Mr. Brown mentioned also: “People and funding are critical to the future conservation prospects of the Eurasian Curlew. In recent years scientists, journalists, farmers, conservationists, poets, artists, civil servants, government and NGO staff have all been involved in various aspects of curlew research, conservation, policy formation and awareness raising.
Recently the first AEWA International Working Group meeting took place, where delegates from the breeding range states Belgium, Denmark, Estonia, France, Germany, Ireland, the Netherlands, Norway, the Russian Federation, Sweden and the UK sat alongside representatives from global NGOs including Wetlands International, BirdLife International and FACE. A workplan for the next three years was the key output of the meeting.
The International Working Group (IWG) is coordinated by a member of staff at RSPB (the UK BirdLife partner) and the IWG meeting was financially supported by the UK Department for Environment, Food and Rural Affairs (Defra) with additional support by the German Federal Ministry for the Environment, Nature Conservation and Nuclear Safety (BMU).
There are three subspecies of Eurasian Curlew. The nominate N. a. arquata is the most numerous and breeds across northern Eurasia across to the Urals. It winters in western Europe and west Africa, and is listed on Table 1 in Column A, Category 4 of AEWA.
The N. a. orientalis breeding range stretches from the Urals eastwards, across temperate latitudes of Siberia, extending just to the west of Lake Baikal. There appear to be three distinct migration routes amongst N. a. orientalis birds. It is listed on Table 1 in Column A, Category 3c of AEWA.

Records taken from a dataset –
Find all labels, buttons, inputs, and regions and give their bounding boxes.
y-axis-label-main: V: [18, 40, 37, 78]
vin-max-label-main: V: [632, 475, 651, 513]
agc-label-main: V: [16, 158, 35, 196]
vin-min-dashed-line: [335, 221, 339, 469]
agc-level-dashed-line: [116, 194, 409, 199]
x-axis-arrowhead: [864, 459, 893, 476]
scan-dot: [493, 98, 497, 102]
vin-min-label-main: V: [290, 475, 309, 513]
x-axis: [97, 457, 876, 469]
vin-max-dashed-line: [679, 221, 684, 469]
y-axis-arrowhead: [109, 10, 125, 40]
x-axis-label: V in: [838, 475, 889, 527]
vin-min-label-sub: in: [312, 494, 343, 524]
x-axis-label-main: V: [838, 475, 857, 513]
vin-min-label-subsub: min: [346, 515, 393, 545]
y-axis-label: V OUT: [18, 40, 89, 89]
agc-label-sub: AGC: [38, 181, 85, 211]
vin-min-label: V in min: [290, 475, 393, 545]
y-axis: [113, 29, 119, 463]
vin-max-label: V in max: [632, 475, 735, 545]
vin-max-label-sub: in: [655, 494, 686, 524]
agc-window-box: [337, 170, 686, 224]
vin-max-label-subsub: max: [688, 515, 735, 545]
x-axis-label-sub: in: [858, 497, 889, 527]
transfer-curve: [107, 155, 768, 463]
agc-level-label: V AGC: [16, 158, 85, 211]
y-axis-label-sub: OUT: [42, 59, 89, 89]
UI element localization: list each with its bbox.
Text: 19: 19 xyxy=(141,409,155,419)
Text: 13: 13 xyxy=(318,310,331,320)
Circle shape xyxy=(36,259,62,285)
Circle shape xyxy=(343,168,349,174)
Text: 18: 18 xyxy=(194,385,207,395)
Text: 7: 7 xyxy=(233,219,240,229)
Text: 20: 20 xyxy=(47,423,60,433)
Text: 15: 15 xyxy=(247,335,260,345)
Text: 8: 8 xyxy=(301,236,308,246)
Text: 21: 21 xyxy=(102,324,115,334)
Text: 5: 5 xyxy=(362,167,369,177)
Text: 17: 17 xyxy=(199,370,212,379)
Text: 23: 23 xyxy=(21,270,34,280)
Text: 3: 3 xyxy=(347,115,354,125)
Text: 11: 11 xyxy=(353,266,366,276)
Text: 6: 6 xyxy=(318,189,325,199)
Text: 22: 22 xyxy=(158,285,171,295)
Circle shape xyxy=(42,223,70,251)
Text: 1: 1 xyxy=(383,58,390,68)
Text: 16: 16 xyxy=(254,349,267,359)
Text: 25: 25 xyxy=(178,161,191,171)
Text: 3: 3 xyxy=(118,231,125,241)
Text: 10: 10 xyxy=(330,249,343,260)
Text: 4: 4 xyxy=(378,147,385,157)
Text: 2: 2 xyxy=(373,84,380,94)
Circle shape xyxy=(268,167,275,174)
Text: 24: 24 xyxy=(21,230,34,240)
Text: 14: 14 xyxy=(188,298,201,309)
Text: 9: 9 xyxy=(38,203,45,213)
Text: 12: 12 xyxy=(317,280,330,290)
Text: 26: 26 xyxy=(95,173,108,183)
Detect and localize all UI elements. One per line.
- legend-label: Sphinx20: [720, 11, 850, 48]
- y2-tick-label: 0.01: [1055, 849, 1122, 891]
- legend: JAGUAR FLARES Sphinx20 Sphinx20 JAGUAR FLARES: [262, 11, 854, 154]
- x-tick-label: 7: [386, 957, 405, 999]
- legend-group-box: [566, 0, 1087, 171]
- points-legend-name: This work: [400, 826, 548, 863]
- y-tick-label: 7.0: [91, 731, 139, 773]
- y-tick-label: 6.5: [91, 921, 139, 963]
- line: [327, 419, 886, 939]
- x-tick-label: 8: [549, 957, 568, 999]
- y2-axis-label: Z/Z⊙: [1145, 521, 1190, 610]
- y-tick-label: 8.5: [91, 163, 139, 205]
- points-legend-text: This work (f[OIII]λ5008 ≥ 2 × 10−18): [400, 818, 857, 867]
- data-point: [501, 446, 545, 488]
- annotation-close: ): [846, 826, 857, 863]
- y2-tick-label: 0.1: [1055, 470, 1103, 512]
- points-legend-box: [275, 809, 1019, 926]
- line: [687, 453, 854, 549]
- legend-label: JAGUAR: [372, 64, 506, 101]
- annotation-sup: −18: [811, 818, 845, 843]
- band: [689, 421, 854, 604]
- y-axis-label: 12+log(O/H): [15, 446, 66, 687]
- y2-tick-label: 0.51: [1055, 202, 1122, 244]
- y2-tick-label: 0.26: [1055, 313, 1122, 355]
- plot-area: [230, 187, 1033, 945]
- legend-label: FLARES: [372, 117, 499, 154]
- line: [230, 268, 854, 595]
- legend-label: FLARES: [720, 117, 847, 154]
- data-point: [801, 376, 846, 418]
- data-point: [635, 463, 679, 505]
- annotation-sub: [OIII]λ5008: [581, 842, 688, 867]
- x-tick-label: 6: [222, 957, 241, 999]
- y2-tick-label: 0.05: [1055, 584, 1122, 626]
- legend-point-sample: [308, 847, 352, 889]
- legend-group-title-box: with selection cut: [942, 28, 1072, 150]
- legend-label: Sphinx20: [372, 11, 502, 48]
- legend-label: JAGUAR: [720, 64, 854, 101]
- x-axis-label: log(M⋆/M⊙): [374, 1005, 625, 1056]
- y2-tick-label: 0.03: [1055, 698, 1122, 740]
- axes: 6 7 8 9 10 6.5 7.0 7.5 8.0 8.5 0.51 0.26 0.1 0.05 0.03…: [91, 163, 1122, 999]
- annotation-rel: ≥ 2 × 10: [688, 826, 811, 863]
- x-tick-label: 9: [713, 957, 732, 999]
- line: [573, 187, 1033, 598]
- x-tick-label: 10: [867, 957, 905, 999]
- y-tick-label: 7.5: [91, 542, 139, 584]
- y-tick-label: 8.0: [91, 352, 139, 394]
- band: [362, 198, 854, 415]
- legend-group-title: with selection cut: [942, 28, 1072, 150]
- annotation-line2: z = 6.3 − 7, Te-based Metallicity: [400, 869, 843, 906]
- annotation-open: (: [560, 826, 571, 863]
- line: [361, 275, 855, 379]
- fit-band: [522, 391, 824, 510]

Exercise goal – Copy the passage on Eurasian Curlew conservation word for word, in full.

The completed task –
Mr. Brown mentioned also: “People and funding are critical to the future conservation prospects of the Eurasian Curlew. In recent years scientists, journalists, farmers, conservationists, poets, artists, civil servants, government and NGO staff have all been involved in various aspects of curlew research, conservation, policy formation and awareness raising.
Recently the first AEWA International Working Group meeting took place, where delegates from the breeding range states Belgium, Denmark, Estonia, France, Germany, Ireland, the Netherlands, Norway, the Russian Federation, Sweden and the UK sat alongside representatives from global NGOs including Wetlands International, BirdLife International and FACE. A workplan for the next three years was the key output of the meeting.
The International Working Group (IWG) is coordinated by a member of staff at RSPB (the UK BirdLife partner) and the IWG meeting was financially supported by the UK Department for Environment, Food and Rural Affairs (Defra) with additional support by the German Federal Ministry for the Environment, Nature Conservation and Nuclear Safety (BMU).
There are three subspecies of Eurasian Curlew. The nominate N. a. arquata is the most numerous and breeds across northern Eurasia across to the Urals. It winters in western Europe and west Africa, and is listed on Table 1 in Column A, Category 4 of AEWA.
The N. a. orientalis breeding range stretches from the Urals eastwards, across temperate latitudes of Siberia, extending just to the west of Lake Baikal. There appear to be three distinct migration routes amongst N. a. orientalis birds. It is listed on Table 1 in Column A, Category 3c of AEWA.